Collect every line in the material below that contains the string "legend", and copy each of those lines in full.

* start *

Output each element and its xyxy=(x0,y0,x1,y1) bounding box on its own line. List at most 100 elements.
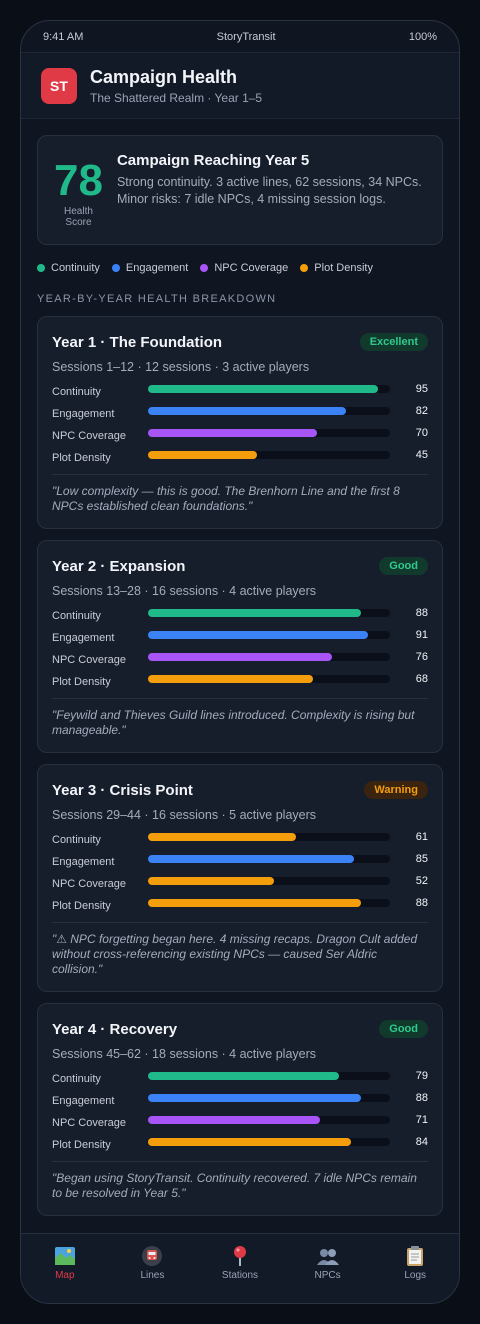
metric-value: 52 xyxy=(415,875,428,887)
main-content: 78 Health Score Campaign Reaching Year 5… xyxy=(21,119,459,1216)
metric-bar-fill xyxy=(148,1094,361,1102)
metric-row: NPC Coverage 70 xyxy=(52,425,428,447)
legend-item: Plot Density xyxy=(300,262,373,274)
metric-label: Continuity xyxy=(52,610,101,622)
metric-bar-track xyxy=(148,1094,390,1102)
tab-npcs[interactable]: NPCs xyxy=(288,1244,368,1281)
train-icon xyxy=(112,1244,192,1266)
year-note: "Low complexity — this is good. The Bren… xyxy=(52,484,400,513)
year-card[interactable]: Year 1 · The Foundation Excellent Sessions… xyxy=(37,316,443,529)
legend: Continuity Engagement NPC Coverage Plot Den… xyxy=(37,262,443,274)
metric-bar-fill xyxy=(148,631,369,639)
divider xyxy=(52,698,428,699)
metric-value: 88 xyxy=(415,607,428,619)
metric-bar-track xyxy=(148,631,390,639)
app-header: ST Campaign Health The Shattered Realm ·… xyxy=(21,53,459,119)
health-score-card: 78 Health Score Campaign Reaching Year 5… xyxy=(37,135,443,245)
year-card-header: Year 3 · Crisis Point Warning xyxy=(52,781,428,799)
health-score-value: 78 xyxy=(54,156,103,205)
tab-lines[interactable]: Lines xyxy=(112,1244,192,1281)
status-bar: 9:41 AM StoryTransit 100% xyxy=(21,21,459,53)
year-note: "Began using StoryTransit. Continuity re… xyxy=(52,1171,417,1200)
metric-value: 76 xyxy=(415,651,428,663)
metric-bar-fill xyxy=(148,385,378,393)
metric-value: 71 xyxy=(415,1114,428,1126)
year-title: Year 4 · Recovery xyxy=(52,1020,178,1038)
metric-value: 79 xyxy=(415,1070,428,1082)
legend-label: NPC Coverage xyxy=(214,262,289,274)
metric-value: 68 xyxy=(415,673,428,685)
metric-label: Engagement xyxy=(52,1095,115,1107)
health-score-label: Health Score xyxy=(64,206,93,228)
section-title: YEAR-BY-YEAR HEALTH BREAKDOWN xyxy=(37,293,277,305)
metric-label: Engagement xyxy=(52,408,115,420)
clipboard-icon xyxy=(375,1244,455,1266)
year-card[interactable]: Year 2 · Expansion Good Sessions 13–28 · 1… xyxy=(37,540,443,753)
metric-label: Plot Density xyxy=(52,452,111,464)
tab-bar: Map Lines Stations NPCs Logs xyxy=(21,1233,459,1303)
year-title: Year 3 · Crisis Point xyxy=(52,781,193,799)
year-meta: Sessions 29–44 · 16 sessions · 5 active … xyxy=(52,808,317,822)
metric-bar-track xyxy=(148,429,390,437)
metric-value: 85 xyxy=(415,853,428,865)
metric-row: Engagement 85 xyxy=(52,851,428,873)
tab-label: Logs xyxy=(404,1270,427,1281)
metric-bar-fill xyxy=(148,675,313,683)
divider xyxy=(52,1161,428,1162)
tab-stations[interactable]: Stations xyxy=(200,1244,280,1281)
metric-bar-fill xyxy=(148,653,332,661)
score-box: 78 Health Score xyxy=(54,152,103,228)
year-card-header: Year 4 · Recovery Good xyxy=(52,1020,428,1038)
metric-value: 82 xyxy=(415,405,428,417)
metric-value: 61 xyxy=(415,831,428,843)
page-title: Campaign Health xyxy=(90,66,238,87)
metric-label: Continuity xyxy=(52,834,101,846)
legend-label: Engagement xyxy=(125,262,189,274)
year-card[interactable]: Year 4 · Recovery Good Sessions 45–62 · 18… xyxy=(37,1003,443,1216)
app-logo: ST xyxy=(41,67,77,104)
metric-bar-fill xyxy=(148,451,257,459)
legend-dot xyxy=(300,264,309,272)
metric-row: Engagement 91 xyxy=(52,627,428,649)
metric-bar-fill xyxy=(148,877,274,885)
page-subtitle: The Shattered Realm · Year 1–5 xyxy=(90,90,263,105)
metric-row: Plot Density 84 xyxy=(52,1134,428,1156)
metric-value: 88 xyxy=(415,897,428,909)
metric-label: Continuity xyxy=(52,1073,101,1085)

* end *

REPLY
legend-item: Plot Density xyxy=(300,262,373,274)
legend: Continuity Engagement NPC Coverage Plot Den… xyxy=(37,262,443,274)
legend-label: NPC Coverage xyxy=(214,262,289,274)
legend-label: Engagement xyxy=(125,262,189,274)
legend-dot xyxy=(300,264,309,272)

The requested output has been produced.